• **STATED EXERCISE**: The records below must be output exactly, without pictures.

• **EXERCISE INPUT**:

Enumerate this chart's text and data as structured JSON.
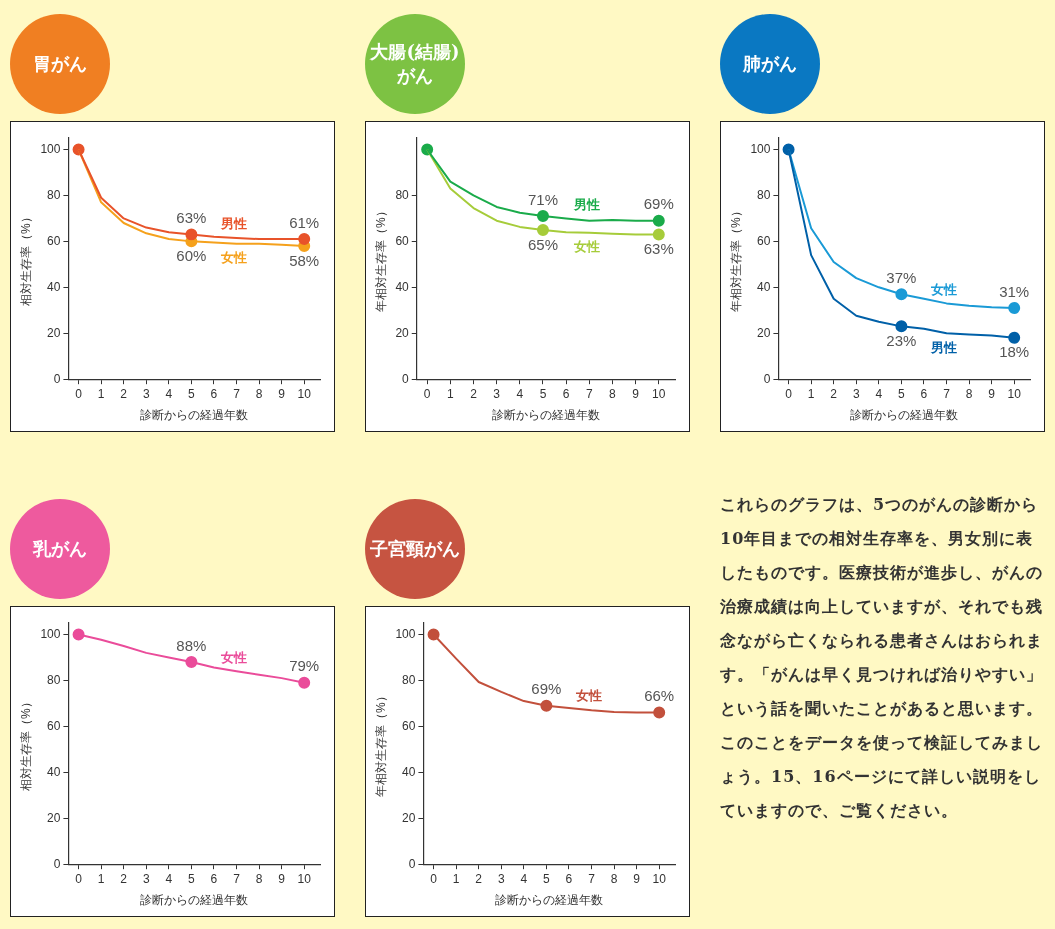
{
  "chart_data": [
    {
      "type": "line",
      "title": "胃がん",
      "xlabel": "診断からの経過年数",
      "ylabel": "相対生存率（%）",
      "x": [
        0,
        1,
        2,
        3,
        4,
        5,
        6,
        7,
        8,
        9,
        10
      ],
      "xlim": [
        -0.45,
        10.7
      ],
      "ylim": [
        0,
        105
      ],
      "xticks": [
        0,
        1,
        2,
        3,
        4,
        5,
        6,
        7,
        8,
        9,
        10
      ],
      "yticks": [
        0,
        20,
        40,
        60,
        80,
        100
      ],
      "series": [
        {
          "type": "line",
          "name": "男性",
          "color": "#e8532a",
          "marker": "none",
          "values": [
            100,
            79,
            70,
            66,
            64,
            63,
            62,
            61.5,
            61,
            61,
            61
          ]
        },
        {
          "type": "line",
          "name": "女性",
          "color": "#f5a11c",
          "marker": "none",
          "values": [
            100,
            77,
            68,
            63.5,
            61,
            60,
            59.5,
            59,
            59,
            58.5,
            58
          ]
        },
        {
          "type": "scatter",
          "color": "#e8532a",
          "marker": "circle",
          "x": [
            0,
            5,
            10
          ],
          "values": [
            100,
            63,
            61
          ],
          "value_labels": [
            null,
            "63%",
            "61%"
          ]
        },
        {
          "type": "scatter",
          "color": "#f5a11c",
          "marker": "circle",
          "x": [
            5,
            10
          ],
          "values": [
            60,
            58
          ],
          "value_labels": [
            "60%",
            "58%"
          ]
        }
      ]
    },
    {
      "type": "line",
      "title": "大腸(結腸)がん",
      "xlabel": "診断からの経過年数",
      "ylabel": "年相対生存率（%）",
      "x": [
        0,
        1,
        2,
        3,
        4,
        5,
        6,
        7,
        8,
        9,
        10
      ],
      "xlim": [
        -0.45,
        10.7
      ],
      "ylim": [
        0,
        105
      ],
      "xticks": [
        0,
        1,
        2,
        3,
        4,
        5,
        6,
        7,
        8,
        9,
        10
      ],
      "yticks": [
        0,
        20,
        40,
        60,
        80
      ],
      "series": [
        {
          "type": "line",
          "name": "男性",
          "color": "#1aab4a",
          "marker": "none",
          "values": [
            100,
            86,
            80,
            75,
            72.5,
            71,
            70,
            69,
            69.3,
            69,
            69
          ]
        },
        {
          "type": "line",
          "name": "女性",
          "color": "#a6cc3a",
          "marker": "none",
          "values": [
            100,
            83,
            74.5,
            69,
            66.3,
            65,
            64,
            63.7,
            63.3,
            63,
            63
          ]
        },
        {
          "type": "scatter",
          "color": "#1aab4a",
          "marker": "circle",
          "x": [
            0,
            5,
            10
          ],
          "values": [
            100,
            71,
            69
          ],
          "value_labels": [
            null,
            "71%",
            "69%"
          ]
        },
        {
          "type": "scatter",
          "color": "#a6cc3a",
          "marker": "circle",
          "x": [
            5,
            10
          ],
          "values": [
            65,
            63
          ],
          "value_labels": [
            "65%",
            "63%"
          ]
        }
      ]
    },
    {
      "type": "line",
      "title": "肺がん",
      "xlabel": "診断からの経過年数",
      "ylabel": "年相対生存率（%）",
      "x": [
        0,
        1,
        2,
        3,
        4,
        5,
        6,
        7,
        8,
        9,
        10
      ],
      "xlim": [
        -0.45,
        10.7
      ],
      "ylim": [
        0,
        105
      ],
      "xticks": [
        0,
        1,
        2,
        3,
        4,
        5,
        6,
        7,
        8,
        9,
        10
      ],
      "yticks": [
        0,
        20,
        40,
        60,
        80,
        100
      ],
      "series": [
        {
          "type": "line",
          "name": "男性",
          "color": "#0060a8",
          "marker": "none",
          "values": [
            100,
            54,
            35,
            27.6,
            25,
            23,
            22,
            20,
            19.5,
            19,
            18
          ]
        },
        {
          "type": "line",
          "name": "女性",
          "color": "#1a9ad6",
          "marker": "none",
          "values": [
            100,
            65.7,
            51,
            44,
            40,
            37,
            35,
            33,
            32,
            31.3,
            31
          ]
        },
        {
          "type": "scatter",
          "color": "#0060a8",
          "marker": "circle",
          "x": [
            0,
            5,
            10
          ],
          "values": [
            100,
            23,
            18
          ],
          "value_labels": [
            null,
            "23%",
            "18%"
          ]
        },
        {
          "type": "scatter",
          "color": "#1a9ad6",
          "marker": "circle",
          "x": [
            5,
            10
          ],
          "values": [
            37,
            31
          ],
          "value_labels": [
            "37%",
            "31%"
          ]
        }
      ]
    },
    {
      "type": "line",
      "title": "乳がん",
      "xlabel": "診断からの経過年数",
      "ylabel": "相対生存率（%）",
      "x": [
        0,
        1,
        2,
        3,
        4,
        5,
        6,
        7,
        8,
        9,
        10
      ],
      "xlim": [
        -0.45,
        10.7
      ],
      "ylim": [
        0,
        105
      ],
      "xticks": [
        0,
        1,
        2,
        3,
        4,
        5,
        6,
        7,
        8,
        9,
        10
      ],
      "yticks": [
        0,
        20,
        40,
        60,
        80,
        100
      ],
      "series": [
        {
          "type": "line",
          "name": "女性",
          "color": "#ea4c9a",
          "marker": "none",
          "values": [
            100,
            97.7,
            95,
            92,
            90,
            88,
            85.6,
            84,
            82.5,
            81,
            79
          ]
        },
        {
          "type": "scatter",
          "color": "#ea4c9a",
          "marker": "circle",
          "x": [
            0,
            5,
            10
          ],
          "values": [
            100,
            88,
            79
          ],
          "value_labels": [
            null,
            "88%",
            "79%"
          ]
        }
      ]
    },
    {
      "type": "line",
      "title": "子宮頸がん",
      "xlabel": "診断からの経過年数",
      "ylabel": "年相対生存率（%）",
      "x": [
        0,
        1,
        2,
        3,
        4,
        5,
        6,
        7,
        8,
        9,
        10
      ],
      "xlim": [
        -0.45,
        10.7
      ],
      "ylim": [
        0,
        105
      ],
      "xticks": [
        0,
        1,
        2,
        3,
        4,
        5,
        6,
        7,
        8,
        9,
        10
      ],
      "yticks": [
        0,
        20,
        40,
        60,
        80,
        100
      ],
      "series": [
        {
          "type": "line",
          "name": "女性",
          "color": "#c2503c",
          "marker": "none",
          "values": [
            100,
            89.5,
            79.3,
            75,
            71,
            69,
            68,
            67,
            66.3,
            66,
            66
          ]
        },
        {
          "type": "scatter",
          "color": "#c2503c",
          "marker": "circle",
          "x": [
            0,
            5,
            10
          ],
          "values": [
            100,
            69,
            66
          ],
          "value_labels": [
            null,
            "69%",
            "66%"
          ]
        }
      ]
    },
    {
      "type": "other",
      "annotations": [
        "これらのグラフは、5つのがんの診断から10年目までの相対生存率を、男女別に表したものです。医療技術が進歩し、がんの治療成績は向上していますが、それでも残念ながら亡くなられる患者さんはおられます。「がんは早く見つければ治りやすい」という話を聞いたことがあると思います。このことをデータを使って検証してみましょう。15、16ページにて詳しい説明をしていますので、ご覧ください。"
      ]
    }
  ]
}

• **TASK OUTPUT**:
Enumerate this chart's text and data as structured JSON.
{
  "chart_data": [
    {
      "type": "line",
      "title": "胃がん",
      "xlabel": "診断からの経過年数",
      "ylabel": "相対生存率（%）",
      "x": [
        0,
        1,
        2,
        3,
        4,
        5,
        6,
        7,
        8,
        9,
        10
      ],
      "xlim": [
        -0.45,
        10.7
      ],
      "ylim": [
        0,
        105
      ],
      "xticks": [
        0,
        1,
        2,
        3,
        4,
        5,
        6,
        7,
        8,
        9,
        10
      ],
      "yticks": [
        0,
        20,
        40,
        60,
        80,
        100
      ],
      "series": [
        {
          "type": "line",
          "name": "男性",
          "color": "#e8532a",
          "marker": "none",
          "values": [
            100,
            79,
            70,
            66,
            64,
            63,
            62,
            61.5,
            61,
            61,
            61
          ]
        },
        {
          "type": "line",
          "name": "女性",
          "color": "#f5a11c",
          "marker": "none",
          "values": [
            100,
            77,
            68,
            63.5,
            61,
            60,
            59.5,
            59,
            59,
            58.5,
            58
          ]
        },
        {
          "type": "scatter",
          "color": "#e8532a",
          "marker": "circle",
          "x": [
            0,
            5,
            10
          ],
          "values": [
            100,
            63,
            61
          ],
          "value_labels": [
            null,
            "63%",
            "61%"
          ]
        },
        {
          "type": "scatter",
          "color": "#f5a11c",
          "marker": "circle",
          "x": [
            5,
            10
          ],
          "values": [
            60,
            58
          ],
          "value_labels": [
            "60%",
            "58%"
          ]
        }
      ]
    },
    {
      "type": "line",
      "title": "大腸(結腸)がん",
      "xlabel": "診断からの経過年数",
      "ylabel": "年相対生存率（%）",
      "x": [
        0,
        1,
        2,
        3,
        4,
        5,
        6,
        7,
        8,
        9,
        10
      ],
      "xlim": [
        -0.45,
        10.7
      ],
      "ylim": [
        0,
        105
      ],
      "xticks": [
        0,
        1,
        2,
        3,
        4,
        5,
        6,
        7,
        8,
        9,
        10
      ],
      "yticks": [
        0,
        20,
        40,
        60,
        80
      ],
      "series": [
        {
          "type": "line",
          "name": "男性",
          "color": "#1aab4a",
          "marker": "none",
          "values": [
            100,
            86,
            80,
            75,
            72.5,
            71,
            70,
            69,
            69.3,
            69,
            69
          ]
        },
        {
          "type": "line",
          "name": "女性",
          "color": "#a6cc3a",
          "marker": "none",
          "values": [
            100,
            83,
            74.5,
            69,
            66.3,
            65,
            64,
            63.7,
            63.3,
            63,
            63
          ]
        },
        {
          "type": "scatter",
          "color": "#1aab4a",
          "marker": "circle",
          "x": [
            0,
            5,
            10
          ],
          "values": [
            100,
            71,
            69
          ],
          "value_labels": [
            null,
            "71%",
            "69%"
          ]
        },
        {
          "type": "scatter",
          "color": "#a6cc3a",
          "marker": "circle",
          "x": [
            5,
            10
          ],
          "values": [
            65,
            63
          ],
          "value_labels": [
            "65%",
            "63%"
          ]
        }
      ]
    },
    {
      "type": "line",
      "title": "肺がん",
      "xlabel": "診断からの経過年数",
      "ylabel": "年相対生存率（%）",
      "x": [
        0,
        1,
        2,
        3,
        4,
        5,
        6,
        7,
        8,
        9,
        10
      ],
      "xlim": [
        -0.45,
        10.7
      ],
      "ylim": [
        0,
        105
      ],
      "xticks": [
        0,
        1,
        2,
        3,
        4,
        5,
        6,
        7,
        8,
        9,
        10
      ],
      "yticks": [
        0,
        20,
        40,
        60,
        80,
        100
      ],
      "series": [
        {
          "type": "line",
          "name": "男性",
          "color": "#0060a8",
          "marker": "none",
          "values": [
            100,
            54,
            35,
            27.6,
            25,
            23,
            22,
            20,
            19.5,
            19,
            18
          ]
        },
        {
          "type": "line",
          "name": "女性",
          "color": "#1a9ad6",
          "marker": "none",
          "values": [
            100,
            65.7,
            51,
            44,
            40,
            37,
            35,
            33,
            32,
            31.3,
            31
          ]
        },
        {
          "type": "scatter",
          "color": "#0060a8",
          "marker": "circle",
          "x": [
            0,
            5,
            10
          ],
          "values": [
            100,
            23,
            18
          ],
          "value_labels": [
            null,
            "23%",
            "18%"
          ]
        },
        {
          "type": "scatter",
          "color": "#1a9ad6",
          "marker": "circle",
          "x": [
            5,
            10
          ],
          "values": [
            37,
            31
          ],
          "value_labels": [
            "37%",
            "31%"
          ]
        }
      ]
    },
    {
      "type": "line",
      "title": "乳がん",
      "xlabel": "診断からの経過年数",
      "ylabel": "相対生存率（%）",
      "x": [
        0,
        1,
        2,
        3,
        4,
        5,
        6,
        7,
        8,
        9,
        10
      ],
      "xlim": [
        -0.45,
        10.7
      ],
      "ylim": [
        0,
        105
      ],
      "xticks": [
        0,
        1,
        2,
        3,
        4,
        5,
        6,
        7,
        8,
        9,
        10
      ],
      "yticks": [
        0,
        20,
        40,
        60,
        80,
        100
      ],
      "series": [
        {
          "type": "line",
          "name": "女性",
          "color": "#ea4c9a",
          "marker": "none",
          "values": [
            100,
            97.7,
            95,
            92,
            90,
            88,
            85.6,
            84,
            82.5,
            81,
            79
          ]
        },
        {
          "type": "scatter",
          "color": "#ea4c9a",
          "marker": "circle",
          "x": [
            0,
            5,
            10
          ],
          "values": [
            100,
            88,
            79
          ],
          "value_labels": [
            null,
            "88%",
            "79%"
          ]
        }
      ]
    },
    {
      "type": "line",
      "title": "子宮頸がん",
      "xlabel": "診断からの経過年数",
      "ylabel": "年相対生存率（%）",
      "x": [
        0,
        1,
        2,
        3,
        4,
        5,
        6,
        7,
        8,
        9,
        10
      ],
      "xlim": [
        -0.45,
        10.7
      ],
      "ylim": [
        0,
        105
      ],
      "xticks": [
        0,
        1,
        2,
        3,
        4,
        5,
        6,
        7,
        8,
        9,
        10
      ],
      "yticks": [
        0,
        20,
        40,
        60,
        80,
        100
      ],
      "series": [
        {
          "type": "line",
          "name": "女性",
          "color": "#c2503c",
          "marker": "none",
          "values": [
            100,
            89.5,
            79.3,
            75,
            71,
            69,
            68,
            67,
            66.3,
            66,
            66
          ]
        },
        {
          "type": "scatter",
          "color": "#c2503c",
          "marker": "circle",
          "x": [
            0,
            5,
            10
          ],
          "values": [
            100,
            69,
            66
          ],
          "value_labels": [
            null,
            "69%",
            "66%"
          ]
        }
      ]
    },
    {
      "type": "other",
      "annotations": [
        "これらのグラフは、5つのがんの診断から10年目までの相対生存率を、男女別に表したものです。医療技術が進歩し、がんの治療成績は向上していますが、それでも残念ながら亡くなられる患者さんはおられます。「がんは早く見つければ治りやすい」という話を聞いたことがあると思います。このことをデータを使って検証してみましょう。15、16ページにて詳しい説明をしていますので、ご覧ください。"
      ]
    }
  ]
}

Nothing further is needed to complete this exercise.